▶ [The exercise] Copy out each line of the material in which the word "ylabel" appears.

▶ [Material]
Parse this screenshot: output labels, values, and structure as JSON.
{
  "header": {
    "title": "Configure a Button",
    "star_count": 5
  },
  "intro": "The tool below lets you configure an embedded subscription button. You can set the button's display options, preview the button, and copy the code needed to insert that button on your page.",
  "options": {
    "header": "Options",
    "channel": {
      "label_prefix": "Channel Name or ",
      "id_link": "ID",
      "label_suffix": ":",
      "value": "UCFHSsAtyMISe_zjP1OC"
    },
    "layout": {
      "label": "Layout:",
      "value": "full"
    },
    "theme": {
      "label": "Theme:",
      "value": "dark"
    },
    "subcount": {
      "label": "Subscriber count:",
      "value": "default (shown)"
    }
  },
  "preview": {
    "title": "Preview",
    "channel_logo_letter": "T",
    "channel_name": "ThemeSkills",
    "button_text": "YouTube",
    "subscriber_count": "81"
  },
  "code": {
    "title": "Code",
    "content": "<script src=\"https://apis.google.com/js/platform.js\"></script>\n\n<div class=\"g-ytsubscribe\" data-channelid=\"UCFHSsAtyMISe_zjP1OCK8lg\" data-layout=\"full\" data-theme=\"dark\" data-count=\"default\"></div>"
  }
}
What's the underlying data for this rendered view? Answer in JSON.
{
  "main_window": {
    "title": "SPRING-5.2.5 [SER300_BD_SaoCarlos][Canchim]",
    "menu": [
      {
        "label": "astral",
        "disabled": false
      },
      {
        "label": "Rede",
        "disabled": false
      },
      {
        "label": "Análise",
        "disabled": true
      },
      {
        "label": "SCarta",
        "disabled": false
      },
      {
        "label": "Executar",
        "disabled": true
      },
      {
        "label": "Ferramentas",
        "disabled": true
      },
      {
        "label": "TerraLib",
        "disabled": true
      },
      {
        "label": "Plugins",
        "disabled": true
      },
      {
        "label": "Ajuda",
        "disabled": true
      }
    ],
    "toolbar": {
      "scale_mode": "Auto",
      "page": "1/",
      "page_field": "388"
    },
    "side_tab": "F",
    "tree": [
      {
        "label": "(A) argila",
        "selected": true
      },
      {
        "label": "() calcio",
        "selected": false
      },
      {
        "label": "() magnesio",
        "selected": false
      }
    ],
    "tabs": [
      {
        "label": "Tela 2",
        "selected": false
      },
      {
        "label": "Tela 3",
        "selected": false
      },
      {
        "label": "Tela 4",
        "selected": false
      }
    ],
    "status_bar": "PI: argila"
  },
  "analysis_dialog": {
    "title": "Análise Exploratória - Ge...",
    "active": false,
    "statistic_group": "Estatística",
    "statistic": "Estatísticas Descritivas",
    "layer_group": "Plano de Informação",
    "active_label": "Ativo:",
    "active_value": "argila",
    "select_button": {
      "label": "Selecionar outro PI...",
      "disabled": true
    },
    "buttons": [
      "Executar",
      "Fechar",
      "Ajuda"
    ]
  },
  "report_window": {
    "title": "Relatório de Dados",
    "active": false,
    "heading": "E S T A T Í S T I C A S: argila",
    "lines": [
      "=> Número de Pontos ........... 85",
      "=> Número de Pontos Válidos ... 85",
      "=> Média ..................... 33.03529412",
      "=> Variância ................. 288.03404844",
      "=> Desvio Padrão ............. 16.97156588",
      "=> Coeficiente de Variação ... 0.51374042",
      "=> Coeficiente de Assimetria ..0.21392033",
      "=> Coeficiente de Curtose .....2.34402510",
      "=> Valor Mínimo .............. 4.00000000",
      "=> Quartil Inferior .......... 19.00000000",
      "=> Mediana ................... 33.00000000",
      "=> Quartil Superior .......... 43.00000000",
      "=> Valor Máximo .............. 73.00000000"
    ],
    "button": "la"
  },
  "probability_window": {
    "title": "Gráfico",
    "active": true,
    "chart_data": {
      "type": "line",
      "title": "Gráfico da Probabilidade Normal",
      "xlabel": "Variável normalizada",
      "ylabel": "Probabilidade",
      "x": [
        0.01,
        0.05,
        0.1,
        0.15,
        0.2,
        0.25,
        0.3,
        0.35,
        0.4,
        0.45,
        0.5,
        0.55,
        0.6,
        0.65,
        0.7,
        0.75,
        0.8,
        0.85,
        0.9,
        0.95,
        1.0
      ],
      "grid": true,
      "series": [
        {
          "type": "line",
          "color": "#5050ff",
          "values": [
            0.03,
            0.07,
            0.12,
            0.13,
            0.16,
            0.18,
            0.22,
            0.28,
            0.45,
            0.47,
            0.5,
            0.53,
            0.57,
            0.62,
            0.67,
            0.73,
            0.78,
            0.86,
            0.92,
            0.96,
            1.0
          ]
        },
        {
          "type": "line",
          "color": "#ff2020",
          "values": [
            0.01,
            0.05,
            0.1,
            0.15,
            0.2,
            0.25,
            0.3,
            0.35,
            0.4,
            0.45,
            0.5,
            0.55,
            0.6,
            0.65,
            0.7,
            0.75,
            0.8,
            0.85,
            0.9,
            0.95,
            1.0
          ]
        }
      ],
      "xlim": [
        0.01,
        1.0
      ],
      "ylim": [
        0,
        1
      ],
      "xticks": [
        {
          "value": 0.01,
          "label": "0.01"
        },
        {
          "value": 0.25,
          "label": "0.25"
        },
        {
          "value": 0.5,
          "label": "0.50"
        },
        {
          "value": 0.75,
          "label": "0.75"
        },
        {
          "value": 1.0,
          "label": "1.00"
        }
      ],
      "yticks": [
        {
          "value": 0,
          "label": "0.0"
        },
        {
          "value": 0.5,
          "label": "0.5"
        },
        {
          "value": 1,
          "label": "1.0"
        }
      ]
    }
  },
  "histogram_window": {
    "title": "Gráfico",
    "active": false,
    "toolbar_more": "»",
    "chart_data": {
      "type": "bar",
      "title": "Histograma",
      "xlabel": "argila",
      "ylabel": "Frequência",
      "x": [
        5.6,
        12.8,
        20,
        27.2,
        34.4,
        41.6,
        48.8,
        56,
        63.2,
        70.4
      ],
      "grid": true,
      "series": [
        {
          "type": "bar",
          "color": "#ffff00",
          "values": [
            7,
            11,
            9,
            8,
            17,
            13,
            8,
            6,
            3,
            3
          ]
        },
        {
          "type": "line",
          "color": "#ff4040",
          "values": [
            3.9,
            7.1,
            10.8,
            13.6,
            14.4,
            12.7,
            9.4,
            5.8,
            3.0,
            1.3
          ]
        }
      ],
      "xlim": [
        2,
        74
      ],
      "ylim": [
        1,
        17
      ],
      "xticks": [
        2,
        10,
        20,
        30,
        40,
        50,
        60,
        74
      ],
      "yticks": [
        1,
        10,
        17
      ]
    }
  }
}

▶ [Task result]
      "ylabel": "Probabilidade",
      "ylabel": "Frequência",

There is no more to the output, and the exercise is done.